Go through the entries below and copy each line containing the word "osuuden".

* Start *

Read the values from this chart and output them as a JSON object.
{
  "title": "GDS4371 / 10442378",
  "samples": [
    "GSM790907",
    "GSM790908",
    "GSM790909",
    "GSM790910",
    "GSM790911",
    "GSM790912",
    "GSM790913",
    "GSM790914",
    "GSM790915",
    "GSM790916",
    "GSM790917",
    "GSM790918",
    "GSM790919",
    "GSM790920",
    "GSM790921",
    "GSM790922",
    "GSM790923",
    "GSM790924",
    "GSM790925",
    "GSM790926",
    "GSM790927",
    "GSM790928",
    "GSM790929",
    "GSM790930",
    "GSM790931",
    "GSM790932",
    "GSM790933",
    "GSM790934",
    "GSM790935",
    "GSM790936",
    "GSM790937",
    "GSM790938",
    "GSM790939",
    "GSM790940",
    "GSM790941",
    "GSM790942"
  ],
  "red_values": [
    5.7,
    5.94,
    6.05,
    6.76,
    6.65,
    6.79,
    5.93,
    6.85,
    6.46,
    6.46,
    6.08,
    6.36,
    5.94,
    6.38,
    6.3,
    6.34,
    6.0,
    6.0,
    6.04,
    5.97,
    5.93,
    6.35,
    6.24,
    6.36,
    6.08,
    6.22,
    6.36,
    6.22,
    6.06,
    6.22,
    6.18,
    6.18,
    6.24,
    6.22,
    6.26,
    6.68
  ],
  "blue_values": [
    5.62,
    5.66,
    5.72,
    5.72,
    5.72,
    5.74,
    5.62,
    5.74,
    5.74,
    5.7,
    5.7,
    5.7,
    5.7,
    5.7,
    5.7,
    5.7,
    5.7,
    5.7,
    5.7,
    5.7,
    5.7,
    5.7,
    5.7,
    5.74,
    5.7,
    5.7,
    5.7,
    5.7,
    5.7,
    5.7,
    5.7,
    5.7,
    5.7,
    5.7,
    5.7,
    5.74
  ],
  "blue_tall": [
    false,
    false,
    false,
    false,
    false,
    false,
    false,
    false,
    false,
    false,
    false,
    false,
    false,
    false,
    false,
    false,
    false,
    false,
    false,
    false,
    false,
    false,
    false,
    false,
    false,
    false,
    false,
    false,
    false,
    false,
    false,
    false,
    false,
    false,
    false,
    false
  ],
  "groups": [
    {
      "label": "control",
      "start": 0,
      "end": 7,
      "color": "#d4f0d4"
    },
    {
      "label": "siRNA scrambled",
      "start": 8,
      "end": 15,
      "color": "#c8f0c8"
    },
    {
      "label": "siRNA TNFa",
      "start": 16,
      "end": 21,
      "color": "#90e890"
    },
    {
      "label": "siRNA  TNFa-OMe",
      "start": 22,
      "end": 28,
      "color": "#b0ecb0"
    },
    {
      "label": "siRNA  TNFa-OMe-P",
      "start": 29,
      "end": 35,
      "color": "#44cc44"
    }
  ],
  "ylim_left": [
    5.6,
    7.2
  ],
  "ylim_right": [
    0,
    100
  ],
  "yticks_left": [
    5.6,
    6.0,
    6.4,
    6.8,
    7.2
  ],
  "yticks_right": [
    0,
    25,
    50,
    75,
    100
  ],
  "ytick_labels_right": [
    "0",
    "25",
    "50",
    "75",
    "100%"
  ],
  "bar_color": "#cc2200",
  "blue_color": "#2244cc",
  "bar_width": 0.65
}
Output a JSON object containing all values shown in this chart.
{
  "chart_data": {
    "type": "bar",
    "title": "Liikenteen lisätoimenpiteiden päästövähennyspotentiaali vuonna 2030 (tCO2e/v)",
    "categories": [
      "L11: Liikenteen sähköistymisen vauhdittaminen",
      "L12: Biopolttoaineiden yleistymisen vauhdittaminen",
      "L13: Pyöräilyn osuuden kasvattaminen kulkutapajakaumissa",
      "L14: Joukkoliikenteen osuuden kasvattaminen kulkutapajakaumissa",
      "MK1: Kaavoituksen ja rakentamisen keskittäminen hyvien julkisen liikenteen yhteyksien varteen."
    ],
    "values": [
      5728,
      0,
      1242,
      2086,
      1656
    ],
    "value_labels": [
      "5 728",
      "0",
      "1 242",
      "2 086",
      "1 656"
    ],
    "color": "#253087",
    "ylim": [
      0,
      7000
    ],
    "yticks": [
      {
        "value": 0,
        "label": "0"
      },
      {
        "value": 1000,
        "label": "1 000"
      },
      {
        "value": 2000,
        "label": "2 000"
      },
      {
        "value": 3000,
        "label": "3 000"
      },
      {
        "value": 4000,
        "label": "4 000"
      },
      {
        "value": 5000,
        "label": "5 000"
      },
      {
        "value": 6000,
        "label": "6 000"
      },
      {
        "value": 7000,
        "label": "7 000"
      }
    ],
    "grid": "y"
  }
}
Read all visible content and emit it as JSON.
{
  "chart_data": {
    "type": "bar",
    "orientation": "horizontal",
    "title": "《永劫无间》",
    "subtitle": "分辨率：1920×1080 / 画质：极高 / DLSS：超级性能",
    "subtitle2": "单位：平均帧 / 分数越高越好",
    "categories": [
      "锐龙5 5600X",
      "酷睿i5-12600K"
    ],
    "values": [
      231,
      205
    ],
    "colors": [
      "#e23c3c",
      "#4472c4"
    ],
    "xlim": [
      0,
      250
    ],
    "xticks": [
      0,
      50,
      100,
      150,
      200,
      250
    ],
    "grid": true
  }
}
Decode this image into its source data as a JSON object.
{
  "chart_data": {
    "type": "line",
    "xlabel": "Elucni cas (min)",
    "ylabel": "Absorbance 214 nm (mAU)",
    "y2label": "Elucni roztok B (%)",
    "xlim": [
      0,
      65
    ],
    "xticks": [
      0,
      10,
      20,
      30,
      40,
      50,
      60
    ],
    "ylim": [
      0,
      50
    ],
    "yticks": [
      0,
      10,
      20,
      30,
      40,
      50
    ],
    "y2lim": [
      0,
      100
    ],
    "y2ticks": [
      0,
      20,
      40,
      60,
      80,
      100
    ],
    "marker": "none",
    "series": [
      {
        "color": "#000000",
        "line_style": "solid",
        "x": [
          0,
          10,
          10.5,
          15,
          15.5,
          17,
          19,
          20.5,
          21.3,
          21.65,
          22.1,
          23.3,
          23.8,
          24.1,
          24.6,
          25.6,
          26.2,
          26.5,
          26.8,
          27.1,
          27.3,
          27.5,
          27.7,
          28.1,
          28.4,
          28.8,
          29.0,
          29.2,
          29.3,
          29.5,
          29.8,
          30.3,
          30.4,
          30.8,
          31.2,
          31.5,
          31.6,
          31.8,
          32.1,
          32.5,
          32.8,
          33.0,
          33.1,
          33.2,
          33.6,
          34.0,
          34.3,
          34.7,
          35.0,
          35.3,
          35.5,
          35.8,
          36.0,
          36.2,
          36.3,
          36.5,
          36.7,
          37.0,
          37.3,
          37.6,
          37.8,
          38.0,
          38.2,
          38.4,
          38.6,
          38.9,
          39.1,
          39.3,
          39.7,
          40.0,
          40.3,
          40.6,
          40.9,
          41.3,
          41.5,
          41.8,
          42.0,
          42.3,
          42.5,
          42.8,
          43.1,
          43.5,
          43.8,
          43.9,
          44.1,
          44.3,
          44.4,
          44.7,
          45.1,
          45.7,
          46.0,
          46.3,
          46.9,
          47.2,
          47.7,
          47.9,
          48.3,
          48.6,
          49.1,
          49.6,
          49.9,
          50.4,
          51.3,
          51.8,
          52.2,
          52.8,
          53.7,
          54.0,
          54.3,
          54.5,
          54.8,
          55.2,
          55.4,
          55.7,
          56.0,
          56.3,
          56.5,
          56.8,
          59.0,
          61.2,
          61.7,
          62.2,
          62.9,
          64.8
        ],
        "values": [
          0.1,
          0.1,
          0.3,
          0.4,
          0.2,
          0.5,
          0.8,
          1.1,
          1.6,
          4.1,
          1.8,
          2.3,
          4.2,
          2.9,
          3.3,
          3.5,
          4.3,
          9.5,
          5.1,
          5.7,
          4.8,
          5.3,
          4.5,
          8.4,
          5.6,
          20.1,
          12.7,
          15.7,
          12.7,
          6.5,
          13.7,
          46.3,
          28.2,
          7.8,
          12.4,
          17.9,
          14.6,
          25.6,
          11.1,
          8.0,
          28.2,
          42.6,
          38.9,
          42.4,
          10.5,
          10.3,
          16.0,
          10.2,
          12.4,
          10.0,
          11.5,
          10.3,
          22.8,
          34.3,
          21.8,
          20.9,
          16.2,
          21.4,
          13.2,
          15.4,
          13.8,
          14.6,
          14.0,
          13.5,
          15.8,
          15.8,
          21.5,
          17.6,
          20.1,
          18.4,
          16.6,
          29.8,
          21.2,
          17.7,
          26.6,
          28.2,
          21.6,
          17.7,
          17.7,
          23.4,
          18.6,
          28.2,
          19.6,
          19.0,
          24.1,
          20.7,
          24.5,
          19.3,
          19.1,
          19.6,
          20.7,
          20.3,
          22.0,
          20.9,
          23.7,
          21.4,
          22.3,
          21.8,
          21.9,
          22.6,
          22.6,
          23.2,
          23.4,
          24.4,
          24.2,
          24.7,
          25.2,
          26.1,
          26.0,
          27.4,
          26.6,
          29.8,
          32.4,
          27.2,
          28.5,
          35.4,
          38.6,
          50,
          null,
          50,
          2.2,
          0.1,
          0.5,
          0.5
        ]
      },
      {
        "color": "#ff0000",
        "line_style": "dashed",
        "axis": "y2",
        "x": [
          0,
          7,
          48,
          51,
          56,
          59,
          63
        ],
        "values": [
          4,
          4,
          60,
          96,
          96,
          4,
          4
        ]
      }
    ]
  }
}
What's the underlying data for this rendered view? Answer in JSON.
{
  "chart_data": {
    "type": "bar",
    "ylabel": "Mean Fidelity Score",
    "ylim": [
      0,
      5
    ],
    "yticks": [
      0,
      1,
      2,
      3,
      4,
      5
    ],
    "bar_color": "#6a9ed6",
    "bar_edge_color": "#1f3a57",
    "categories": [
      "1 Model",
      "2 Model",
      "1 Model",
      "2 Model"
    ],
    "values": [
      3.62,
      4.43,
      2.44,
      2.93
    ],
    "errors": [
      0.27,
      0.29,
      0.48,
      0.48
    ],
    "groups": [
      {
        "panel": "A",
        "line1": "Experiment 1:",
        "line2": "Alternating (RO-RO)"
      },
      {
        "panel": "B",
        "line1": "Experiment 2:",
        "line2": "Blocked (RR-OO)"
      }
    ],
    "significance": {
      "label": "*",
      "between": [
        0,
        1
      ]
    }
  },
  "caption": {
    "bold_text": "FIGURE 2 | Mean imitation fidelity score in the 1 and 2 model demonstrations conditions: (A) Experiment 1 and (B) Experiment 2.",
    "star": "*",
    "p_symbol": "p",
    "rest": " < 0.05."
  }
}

* End *

> [Exercise response]:
      "L13: Pyöräilyn osuuden kasvattaminen kulkutapajakaumissa",
      "L14: Joukkoliikenteen osuuden kasvattaminen kulkutapajakaumissa",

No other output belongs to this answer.